Set tasks =>
**1)** In the birthday blog post, which movie did the writer take the group of kids to see?
**2)** Decide whether each statement agrees with the birthday blog post: (a) the 12-year-old got caffeinated coffee drinks on her birthday, (b) the writer was impressed by the chemistry between Tom Holland and Zendaya, (c) the writer found Jake Gyllenhaal disappointing. Answer yes or no for each, and quote the words from the post that decide it.
**3)** Continue the birthday blog post from its last sentence.

I cannot overstate how much I loathe what that word has come to mean. How about simply building relationships? Good ones without agendas…or at least transparent ones?
Birthday no. 12.
Nothing makes you feel the creeping encroachment of time quite like taking your 12-year old on her birthday to Dutch Bros. and Black Rock so she can get her complimentary drinks.
Not caffeinated, not coffee. Not yet.
Spidey, and then a tiny web of a tangent.
Took her and a small gaggle of girls and a couple boys to Spiderman: Far From Home, which was a worthy, albeit much less intense followup to Avengers: Endgame. I was satisfied with new arrival Jake Gyllenhaal, bored with much of the pyrotechnics and virtual reality action, and absolutely impressed by the chemistry between Tom Holland and Zendaya.
Who will our children be friends with in ten years? Twenty years? A year?
I understand very much the inclination to control - or try to control - your children’s relationships. You want them to have all the advantages possible and not get sidetracked, waylaid, distracted, or turned away from a healthy path. The influence of others, especially peers during key stages, can be incalculable.
I’ve been preparing for years. Preparing mostly myself internally, mentally, emotionally, but also logistically. How to find the right amount to control at the right point, the proper boundaries to set - and to help teach the importance of setting boundaries to begin with, the power of the most important word in the universe (No). Et cetera.

Dataset records =>
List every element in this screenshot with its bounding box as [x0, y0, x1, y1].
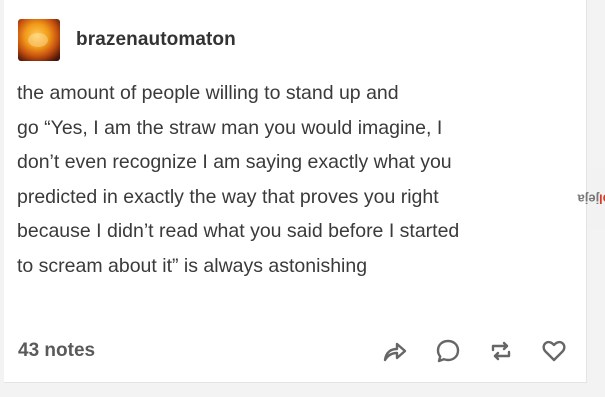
tumblr-post: brazenautomaton the amount of people wil…	[4, 0, 587, 383]
watermark-text: jeja.pl	[578, 188, 605, 210]
post-username[interactable]: brazenautomaton	[76, 29, 236, 51]
jeja-watermark: jeja.pl	[578, 168, 605, 230]
reblog-icon	[491, 341, 511, 361]
post-footer: 43 notes	[18, 336, 572, 366]
share-arrow-icon	[383, 342, 407, 362]
post-body-line: predicted in exactly the way that proves…	[17, 185, 439, 208]
reblog-button[interactable]	[485, 336, 517, 366]
heart-icon	[542, 340, 566, 362]
share-button[interactable]	[379, 336, 411, 366]
fiery-avatar-icon[interactable]	[18, 19, 60, 61]
post-body-line: go “Yes, I am the straw man you would im…	[17, 116, 443, 139]
reply-bubble-icon	[436, 339, 460, 363]
post-body-line: the amount of people willing to stand up…	[17, 82, 399, 104]
post-header: brazenautomaton	[18, 19, 236, 61]
post-body-line: don’t even recognize I am saying exactly…	[17, 151, 452, 173]
notes-count[interactable]: 43 notes	[18, 340, 95, 362]
post-actions	[379, 336, 570, 366]
post-body-line: because I didn’t read what you said befo…	[17, 220, 460, 242]
like-button[interactable]	[538, 336, 570, 366]
watermark-suffix: .pl	[599, 191, 605, 207]
page: brazenautomaton the amount of people wil…	[0, 0, 605, 397]
post-body: the amount of people willing to stand up…	[17, 76, 573, 283]
post-body-line: to scream about it” is always astonishin…	[17, 254, 368, 277]
reply-button[interactable]	[432, 336, 464, 366]
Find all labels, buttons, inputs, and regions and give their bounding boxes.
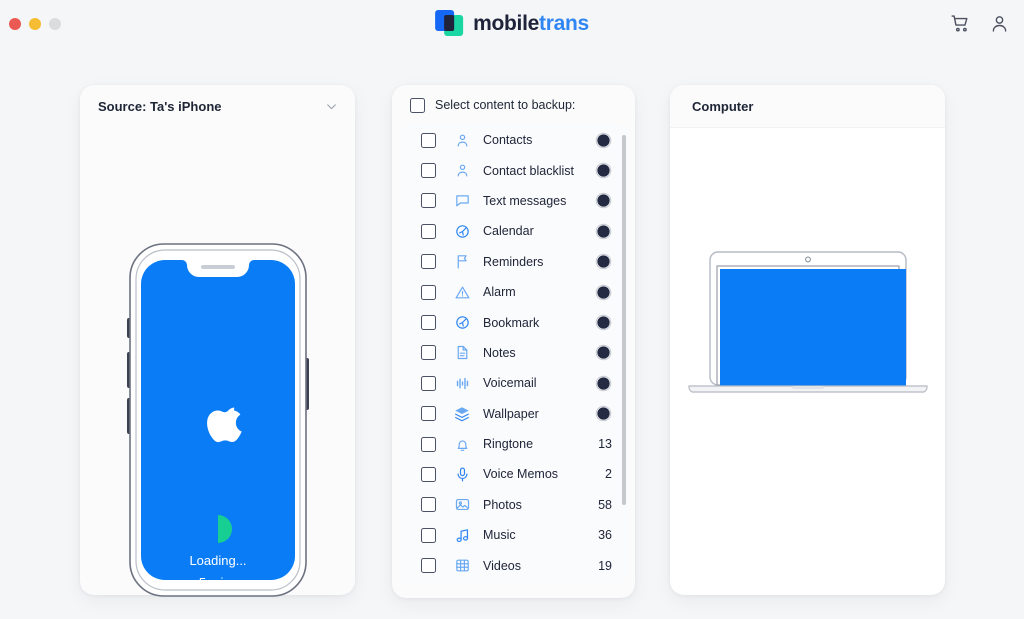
content-item-checkbox[interactable] — [421, 132, 436, 148]
content-item-label: Text messages — [483, 193, 567, 208]
content-list-item[interactable]: Ringtone 13 — [399, 429, 628, 459]
content-item-checkbox[interactable] — [421, 406, 436, 422]
microphone-icon — [453, 465, 471, 483]
content-list[interactable]: Contacts Contact blacklist Text messages Ca… — [399, 125, 628, 585]
photo-icon — [453, 496, 471, 514]
content-list-item[interactable]: Calendar — [399, 216, 628, 246]
content-list-item[interactable]: Photos 58 — [399, 490, 628, 520]
source-panel-header[interactable]: Source: Ta's iPhone — [80, 85, 355, 127]
content-item-label: Calendar — [483, 224, 534, 239]
eta-text: 5 mins — [198, 575, 237, 590]
content-item-label: Contact blacklist — [483, 163, 575, 178]
flag-icon — [453, 253, 471, 271]
app-name-part2: trans — [539, 11, 589, 35]
content-item-label: Bookmark — [483, 315, 540, 330]
content-item-count: 36 — [598, 528, 612, 543]
content-item-checkbox[interactable] — [421, 436, 436, 452]
content-item-label: Contacts — [483, 133, 533, 148]
content-list-item[interactable]: Reminders — [399, 247, 628, 277]
content-item-checkbox[interactable] — [421, 497, 436, 513]
content-item-label: Voicemail — [483, 376, 537, 391]
titlebar-actions — [950, 0, 1010, 47]
target-device-panel: Computer — [670, 85, 945, 595]
voicemail-icon — [453, 374, 471, 392]
content-item-checkbox[interactable] — [421, 223, 436, 239]
content-list-item[interactable]: Notes — [399, 338, 628, 368]
iphone-illustration: Loading... 5 mins — [125, 240, 311, 605]
source-device-panel: Source: Ta's iPhone Loading... 5 mins — [80, 85, 355, 597]
message-icon — [453, 192, 471, 210]
chevron-down-icon[interactable] — [325, 100, 337, 112]
account-icon[interactable] — [989, 13, 1010, 34]
mobiletrans-logo-icon — [435, 10, 464, 36]
select-all-checkbox[interactable] — [410, 97, 425, 113]
loading-text: Loading... — [189, 553, 246, 568]
app-logo: mobiletrans — [435, 6, 589, 40]
laptop-illustration — [679, 250, 937, 405]
bookmark-globe-icon — [453, 314, 471, 332]
window-controls — [9, 5, 61, 42]
content-item-checkbox[interactable] — [421, 193, 436, 209]
content-item-label: Voice Memos — [483, 467, 559, 482]
person-icon — [453, 162, 471, 180]
content-item-label: Notes — [483, 345, 516, 360]
scrollbar-thumb[interactable] — [622, 135, 626, 505]
content-list-item[interactable]: Wallpaper — [399, 399, 628, 429]
content-item-checkbox[interactable] — [421, 163, 436, 179]
calendar-globe-icon — [453, 222, 471, 240]
content-item-checkbox[interactable] — [421, 284, 436, 300]
app-name-part1: mobile — [473, 11, 540, 35]
content-item-count: 13 — [598, 437, 612, 452]
window-titlebar: mobiletrans — [0, 0, 1024, 47]
panel-divider — [670, 127, 945, 128]
content-list-container: Contacts Contact blacklist Text messages Ca… — [399, 125, 628, 585]
target-device-title: Computer — [692, 98, 754, 114]
content-list-item[interactable]: Alarm — [399, 277, 628, 307]
content-item-label: Photos — [483, 497, 522, 512]
select-all-label: Select content to backup: — [435, 98, 576, 112]
content-item-count: 19 — [598, 558, 612, 573]
app-name: mobiletrans — [473, 13, 589, 34]
minimize-button[interactable] — [29, 17, 41, 30]
content-item-checkbox[interactable] — [421, 315, 436, 331]
source-device-title: Source: Ta's iPhone — [98, 98, 222, 114]
target-panel-header: Computer — [670, 85, 945, 127]
content-list-item[interactable]: Music 36 — [399, 520, 628, 550]
content-list-item[interactable]: Voicemail — [399, 368, 628, 398]
content-list-item[interactable]: Contacts — [399, 125, 628, 155]
content-list-item[interactable]: Voice Memos 2 — [399, 459, 628, 489]
select-all-row[interactable]: Select content to backup: — [392, 85, 635, 125]
layers-icon — [453, 405, 471, 423]
cart-icon[interactable] — [950, 13, 971, 34]
content-item-count: 58 — [598, 497, 612, 512]
content-item-checkbox[interactable] — [421, 345, 436, 361]
content-list-item[interactable]: Text messages — [399, 186, 628, 216]
content-item-checkbox[interactable] — [421, 527, 436, 543]
content-item-label: Ringtone — [483, 437, 534, 452]
content-item-label: Music — [483, 528, 516, 543]
note-icon — [453, 344, 471, 362]
music-note-icon — [453, 526, 471, 544]
content-item-label: Wallpaper — [483, 406, 539, 421]
content-item-label: Alarm — [483, 285, 516, 300]
person-icon — [453, 131, 471, 149]
content-item-label: Reminders — [483, 254, 544, 269]
maximize-button[interactable] — [49, 17, 61, 30]
content-selection-panel: Select content to backup: Contacts Contac… — [392, 85, 635, 598]
content-list-item[interactable]: Videos 19 — [399, 550, 628, 580]
content-item-checkbox[interactable] — [421, 466, 436, 482]
content-item-label: Videos — [483, 558, 521, 573]
alarm-triangle-icon — [453, 283, 471, 301]
content-item-count: 2 — [605, 467, 612, 482]
content-item-checkbox[interactable] — [421, 558, 436, 574]
film-icon — [453, 557, 471, 575]
close-button[interactable] — [9, 17, 21, 30]
bell-icon — [453, 435, 471, 453]
content-list-item[interactable]: Contact blacklist — [399, 155, 628, 185]
content-list-scrollbar[interactable] — [622, 135, 626, 575]
content-list-item[interactable]: Bookmark — [399, 307, 628, 337]
content-item-checkbox[interactable] — [421, 375, 436, 391]
content-item-checkbox[interactable] — [421, 254, 436, 270]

The answers =>
**1)** Spiderman: Far From Home.

**2)**
(a) No: "Not caffeinated, not coffee. Not yet."
(b) Yes: "absolutely impressed by the chemistry between Tom Holland and Zendaya"
(c) No: "I was satisfied with new arrival Jake Gyllenhaal"

**3)**
Everything balanced with helping raise children who look at those around - friends, family, strangers near and far - as part of humanity, worthy of respect, and therefore as opportunities not threats.
There will always be external forces coupled with the ephemeral whims of the human spirit and heart that make life difficult to map out with too precise a stroke. Doesn’t mean we don’t plan or strategize. We do so, knowing that much will change, and that’s okay.
Most importantly, we try to arm our children, all of our children, with the tools to handle changing circumstances.
We try to show them how healthy relationships work and how much better and easier life is when you can grow and maintain mutually-positive ones that are accepting of human frailties and mistakes, yet help each other live up to the best version of oneself possible.
That was a tangent. We want our children to grow up with a desire to share and spread their unique selves in a way that brings meaning and joy to the world and to those they love.
Things that make me happy.
Our two-year old running to his nine-year old cousin for comfort. Comfort from a physical injury or emotional distress. Trots over to her and buries his head on her shoulder, or lap, and curls up in silence. Usually for several minutes.
It is beautiful.
She sits there, tolerating, a slight smile on her face as her ruddy-faced, blond-haired buddy gets himself centered. Her patience and gentleness is exquisite as he burrows in and she sweetly talks to him and asks him about what’s going on.
He lies there and says very little, if anything at all. Eyes wide open, serious expression, arms wrapped around her, head lying on her leg or chest.
I understand the tactile nature of comfort; the calming sensation of a good hug, of a massage, of the emotional release of sharing a tiredness or discomfort with another. I love how young children embrace that idea, symbolically and literally. Maybe we could better at that too. The power of touch to provide comfort.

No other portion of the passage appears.